» Task requirements: Reproduce the merger agreement excerpt verbatim from "Magnitude represents and" up to and including "6.2   Authorization of Transaction.".

» Text provided:
----------------------------------------
5.14   Financial Statements.
 
The Magnitude Financial Statements are true and correct in all material respects, have been prepared on a consistent basis, and fairly represent the business, financial condition, assets and liabilities of Magnitude.
 
5.15   Litigation.
 
There is no claim, suit, action, proceeding or investigation pending or, to the knowledge of Magnitude, pending against Magnitude or any of its subsidiaries or assets which, individually or in the aggregate, could reasonably be expected to have a material adverse effect on Magnitude.
 
5.16   Materials Required for Audit.

To the best of its knowledge, Magnitude has maintained its records, data and materials related to the financial accounting of the business, and has all such data and materials immediately available, such that an audit may be completed per regulatory requirements.

ARTICLE 6
REPRESENTATIONS AND WARRANTIES OF SUBSIDIARY
 
Magnitude represents and warrants to Kiwibox that Subsidiary has been formed solely for the purpose of this Merger and that no contract, liabilities or other obligations exist in Subsidiary.



6.1   Organization of Subsidiary.
 
Subsidiary is a corporation duly organized, validly existing, and in good standing under the laws of Delaware and 100% owned by Magnitude.
 
6.2   Authorization of Transaction.
 Magnitude has full corporate power and authority to execute and deliver Subsidiary with regard to this Agreement and to perform its obligations hereunder, including shareholder approval as may be required by the DGCL.
 
6.3   Non-contravention.
----------------------------------------
» Data records:
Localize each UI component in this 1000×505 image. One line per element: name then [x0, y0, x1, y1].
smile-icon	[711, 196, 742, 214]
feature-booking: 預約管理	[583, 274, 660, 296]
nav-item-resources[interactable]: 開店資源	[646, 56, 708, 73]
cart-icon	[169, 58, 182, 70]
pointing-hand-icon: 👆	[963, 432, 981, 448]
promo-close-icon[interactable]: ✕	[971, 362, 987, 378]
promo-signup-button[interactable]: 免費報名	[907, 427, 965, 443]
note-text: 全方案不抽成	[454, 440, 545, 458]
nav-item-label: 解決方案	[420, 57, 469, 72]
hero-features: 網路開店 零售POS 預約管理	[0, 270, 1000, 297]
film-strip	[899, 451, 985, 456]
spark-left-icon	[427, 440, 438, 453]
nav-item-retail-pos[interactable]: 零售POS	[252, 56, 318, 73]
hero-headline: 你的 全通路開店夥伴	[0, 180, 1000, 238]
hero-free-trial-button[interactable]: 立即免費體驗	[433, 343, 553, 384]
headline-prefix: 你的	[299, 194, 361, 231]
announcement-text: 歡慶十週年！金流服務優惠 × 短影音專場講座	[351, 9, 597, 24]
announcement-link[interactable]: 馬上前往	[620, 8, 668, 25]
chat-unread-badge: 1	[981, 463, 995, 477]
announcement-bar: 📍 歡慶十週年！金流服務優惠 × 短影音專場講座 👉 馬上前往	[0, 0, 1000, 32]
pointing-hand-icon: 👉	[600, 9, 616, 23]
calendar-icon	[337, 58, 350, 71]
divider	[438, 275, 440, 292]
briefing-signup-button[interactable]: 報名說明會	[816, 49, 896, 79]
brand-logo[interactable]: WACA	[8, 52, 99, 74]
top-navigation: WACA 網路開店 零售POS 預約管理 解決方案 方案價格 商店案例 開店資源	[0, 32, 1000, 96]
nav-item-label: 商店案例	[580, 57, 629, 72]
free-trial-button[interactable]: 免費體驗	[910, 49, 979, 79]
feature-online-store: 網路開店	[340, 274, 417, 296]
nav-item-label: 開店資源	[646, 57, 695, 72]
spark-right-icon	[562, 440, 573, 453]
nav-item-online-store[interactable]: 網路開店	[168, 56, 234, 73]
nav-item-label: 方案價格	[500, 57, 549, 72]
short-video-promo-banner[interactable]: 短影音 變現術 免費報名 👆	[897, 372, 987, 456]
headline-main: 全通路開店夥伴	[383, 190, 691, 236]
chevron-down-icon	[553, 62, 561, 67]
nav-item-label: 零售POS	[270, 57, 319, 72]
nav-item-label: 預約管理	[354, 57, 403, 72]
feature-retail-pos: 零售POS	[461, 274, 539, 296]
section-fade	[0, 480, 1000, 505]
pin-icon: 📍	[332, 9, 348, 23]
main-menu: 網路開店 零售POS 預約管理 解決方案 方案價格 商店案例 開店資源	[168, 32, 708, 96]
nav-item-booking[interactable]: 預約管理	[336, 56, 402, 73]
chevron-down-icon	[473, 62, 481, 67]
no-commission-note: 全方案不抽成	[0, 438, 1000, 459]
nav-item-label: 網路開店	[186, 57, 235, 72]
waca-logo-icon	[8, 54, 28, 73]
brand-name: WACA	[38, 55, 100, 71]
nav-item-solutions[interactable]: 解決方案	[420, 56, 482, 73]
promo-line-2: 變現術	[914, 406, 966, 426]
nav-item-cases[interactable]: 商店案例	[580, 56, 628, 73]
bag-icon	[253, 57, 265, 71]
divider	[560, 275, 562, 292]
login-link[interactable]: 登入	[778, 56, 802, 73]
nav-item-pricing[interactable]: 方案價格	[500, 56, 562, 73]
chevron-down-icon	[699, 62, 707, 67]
----------------------------------------
» Result of the exercise:
Magnitude represents and warrants to Kiwibox that Subsidiary has been formed solely for the purpose of this Merger and that no contract, liabilities or other obligations exist in Subsidiary.



6.1   Organization of Subsidiary.
 
Subsidiary is a corporation duly organized, validly existing, and in good standing under the laws of Delaware and 100% owned by Magnitude.
 
6.2   Authorization of Transaction.